Written exercise
Copy every line of the records below where the word "related" occurs.
----
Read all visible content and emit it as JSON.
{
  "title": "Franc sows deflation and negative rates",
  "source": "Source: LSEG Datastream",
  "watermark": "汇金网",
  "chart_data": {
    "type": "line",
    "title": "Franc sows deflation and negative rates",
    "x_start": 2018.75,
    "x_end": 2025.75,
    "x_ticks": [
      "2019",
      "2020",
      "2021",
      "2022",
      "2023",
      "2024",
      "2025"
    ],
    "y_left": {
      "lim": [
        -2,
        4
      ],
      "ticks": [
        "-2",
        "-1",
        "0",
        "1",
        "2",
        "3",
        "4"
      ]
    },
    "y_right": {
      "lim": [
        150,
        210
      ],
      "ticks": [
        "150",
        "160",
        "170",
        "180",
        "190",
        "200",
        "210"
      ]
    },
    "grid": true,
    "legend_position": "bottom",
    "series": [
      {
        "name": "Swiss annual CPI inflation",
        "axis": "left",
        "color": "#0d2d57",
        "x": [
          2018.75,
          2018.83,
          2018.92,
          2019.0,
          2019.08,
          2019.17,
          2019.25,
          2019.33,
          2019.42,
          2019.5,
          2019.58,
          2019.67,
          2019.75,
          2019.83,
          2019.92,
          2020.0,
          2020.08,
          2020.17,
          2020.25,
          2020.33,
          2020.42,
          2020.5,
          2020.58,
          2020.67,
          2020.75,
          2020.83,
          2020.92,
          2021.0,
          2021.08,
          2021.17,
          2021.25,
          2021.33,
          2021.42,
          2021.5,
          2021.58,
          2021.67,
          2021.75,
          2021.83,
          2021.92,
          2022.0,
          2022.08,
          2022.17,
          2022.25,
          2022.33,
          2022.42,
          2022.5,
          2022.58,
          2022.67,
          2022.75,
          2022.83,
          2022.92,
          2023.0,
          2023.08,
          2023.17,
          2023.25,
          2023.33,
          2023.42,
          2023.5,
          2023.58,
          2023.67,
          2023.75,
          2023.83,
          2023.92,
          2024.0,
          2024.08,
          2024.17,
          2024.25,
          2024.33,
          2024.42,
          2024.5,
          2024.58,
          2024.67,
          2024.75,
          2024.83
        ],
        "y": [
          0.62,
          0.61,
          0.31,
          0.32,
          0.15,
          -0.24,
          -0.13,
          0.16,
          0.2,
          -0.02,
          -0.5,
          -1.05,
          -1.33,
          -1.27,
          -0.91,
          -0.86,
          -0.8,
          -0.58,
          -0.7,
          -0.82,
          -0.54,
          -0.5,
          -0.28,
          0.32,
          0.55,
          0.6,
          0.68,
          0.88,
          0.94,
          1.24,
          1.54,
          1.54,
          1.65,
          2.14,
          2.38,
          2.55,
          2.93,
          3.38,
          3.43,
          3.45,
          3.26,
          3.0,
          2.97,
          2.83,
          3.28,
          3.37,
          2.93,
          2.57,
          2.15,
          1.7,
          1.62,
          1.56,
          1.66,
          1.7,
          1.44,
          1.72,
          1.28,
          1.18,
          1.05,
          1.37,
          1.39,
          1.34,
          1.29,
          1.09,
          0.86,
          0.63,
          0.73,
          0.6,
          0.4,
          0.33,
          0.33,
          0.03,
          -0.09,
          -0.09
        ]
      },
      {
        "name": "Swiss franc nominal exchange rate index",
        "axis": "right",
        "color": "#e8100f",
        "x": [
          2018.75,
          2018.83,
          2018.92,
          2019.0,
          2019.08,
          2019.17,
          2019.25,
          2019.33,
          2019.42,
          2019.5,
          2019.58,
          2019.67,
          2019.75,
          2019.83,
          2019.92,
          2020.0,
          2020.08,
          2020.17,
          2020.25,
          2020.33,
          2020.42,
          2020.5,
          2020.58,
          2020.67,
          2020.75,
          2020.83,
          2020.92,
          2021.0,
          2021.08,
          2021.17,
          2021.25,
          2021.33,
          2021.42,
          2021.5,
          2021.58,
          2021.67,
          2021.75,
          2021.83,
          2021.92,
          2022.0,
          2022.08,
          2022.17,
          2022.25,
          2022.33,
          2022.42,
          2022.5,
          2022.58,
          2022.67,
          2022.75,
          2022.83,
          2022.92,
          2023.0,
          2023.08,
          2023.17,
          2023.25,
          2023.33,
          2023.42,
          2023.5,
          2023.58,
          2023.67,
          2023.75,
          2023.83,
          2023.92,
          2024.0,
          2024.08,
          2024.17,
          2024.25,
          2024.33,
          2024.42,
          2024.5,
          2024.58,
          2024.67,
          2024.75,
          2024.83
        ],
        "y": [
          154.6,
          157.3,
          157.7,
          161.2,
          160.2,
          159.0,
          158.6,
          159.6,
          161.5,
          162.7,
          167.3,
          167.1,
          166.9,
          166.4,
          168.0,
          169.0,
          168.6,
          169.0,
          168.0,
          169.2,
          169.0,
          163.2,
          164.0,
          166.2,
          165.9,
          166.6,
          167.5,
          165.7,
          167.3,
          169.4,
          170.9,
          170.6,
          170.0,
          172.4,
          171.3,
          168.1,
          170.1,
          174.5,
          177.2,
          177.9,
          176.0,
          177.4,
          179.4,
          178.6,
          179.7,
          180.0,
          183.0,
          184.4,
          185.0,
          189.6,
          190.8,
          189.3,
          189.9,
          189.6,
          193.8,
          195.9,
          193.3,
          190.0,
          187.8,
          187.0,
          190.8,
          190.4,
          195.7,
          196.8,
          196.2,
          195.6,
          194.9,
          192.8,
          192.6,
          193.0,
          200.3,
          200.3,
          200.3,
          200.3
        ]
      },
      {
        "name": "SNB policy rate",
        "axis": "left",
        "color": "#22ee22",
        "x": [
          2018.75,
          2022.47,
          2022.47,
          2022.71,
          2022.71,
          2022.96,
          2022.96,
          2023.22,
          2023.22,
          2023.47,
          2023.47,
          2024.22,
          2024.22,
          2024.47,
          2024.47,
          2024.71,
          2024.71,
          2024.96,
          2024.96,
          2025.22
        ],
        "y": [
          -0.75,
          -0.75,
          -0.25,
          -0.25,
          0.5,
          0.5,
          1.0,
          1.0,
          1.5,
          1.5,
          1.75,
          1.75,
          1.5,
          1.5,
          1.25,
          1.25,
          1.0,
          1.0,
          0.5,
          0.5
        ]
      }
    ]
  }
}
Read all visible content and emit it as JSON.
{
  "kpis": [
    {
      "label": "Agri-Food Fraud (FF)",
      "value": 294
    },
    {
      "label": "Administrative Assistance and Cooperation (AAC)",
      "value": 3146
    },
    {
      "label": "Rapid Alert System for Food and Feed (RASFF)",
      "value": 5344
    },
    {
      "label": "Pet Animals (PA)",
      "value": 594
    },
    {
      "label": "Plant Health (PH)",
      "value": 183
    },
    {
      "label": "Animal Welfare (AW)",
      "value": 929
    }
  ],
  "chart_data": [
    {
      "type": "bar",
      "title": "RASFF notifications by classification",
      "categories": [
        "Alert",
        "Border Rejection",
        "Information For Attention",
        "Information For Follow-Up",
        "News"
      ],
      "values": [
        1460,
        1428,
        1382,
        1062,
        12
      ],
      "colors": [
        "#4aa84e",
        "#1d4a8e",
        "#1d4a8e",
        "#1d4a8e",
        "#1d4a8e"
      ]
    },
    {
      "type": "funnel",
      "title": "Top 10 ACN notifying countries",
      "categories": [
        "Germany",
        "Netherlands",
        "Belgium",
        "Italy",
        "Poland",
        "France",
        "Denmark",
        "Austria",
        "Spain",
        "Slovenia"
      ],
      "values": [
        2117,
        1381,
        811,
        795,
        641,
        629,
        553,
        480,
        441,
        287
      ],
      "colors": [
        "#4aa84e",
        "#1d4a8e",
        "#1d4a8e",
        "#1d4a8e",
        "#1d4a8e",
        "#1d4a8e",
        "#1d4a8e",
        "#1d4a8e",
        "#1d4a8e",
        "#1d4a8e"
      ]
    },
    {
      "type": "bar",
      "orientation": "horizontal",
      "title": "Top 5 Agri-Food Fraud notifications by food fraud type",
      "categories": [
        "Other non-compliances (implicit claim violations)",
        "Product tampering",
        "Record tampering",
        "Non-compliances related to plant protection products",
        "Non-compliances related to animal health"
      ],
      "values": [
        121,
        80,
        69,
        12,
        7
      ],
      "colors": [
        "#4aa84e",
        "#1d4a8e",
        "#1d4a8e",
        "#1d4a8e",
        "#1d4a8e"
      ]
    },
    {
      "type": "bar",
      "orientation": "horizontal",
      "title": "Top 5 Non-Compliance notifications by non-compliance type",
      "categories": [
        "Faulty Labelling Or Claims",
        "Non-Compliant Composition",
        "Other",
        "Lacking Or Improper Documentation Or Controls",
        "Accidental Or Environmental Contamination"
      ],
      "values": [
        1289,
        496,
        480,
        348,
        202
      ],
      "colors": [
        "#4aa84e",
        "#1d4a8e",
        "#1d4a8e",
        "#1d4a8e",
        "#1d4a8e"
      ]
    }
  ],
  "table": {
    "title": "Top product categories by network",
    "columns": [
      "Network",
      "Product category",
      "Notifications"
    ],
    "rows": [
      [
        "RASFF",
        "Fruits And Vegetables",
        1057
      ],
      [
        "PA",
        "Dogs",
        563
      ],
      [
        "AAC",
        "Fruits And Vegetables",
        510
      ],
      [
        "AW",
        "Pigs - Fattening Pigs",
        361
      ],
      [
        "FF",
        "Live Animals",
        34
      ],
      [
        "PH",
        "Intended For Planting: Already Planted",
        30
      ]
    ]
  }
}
----
Written reply
        "Non-compliances related to plant protection products",
        "Non-compliances related to animal health"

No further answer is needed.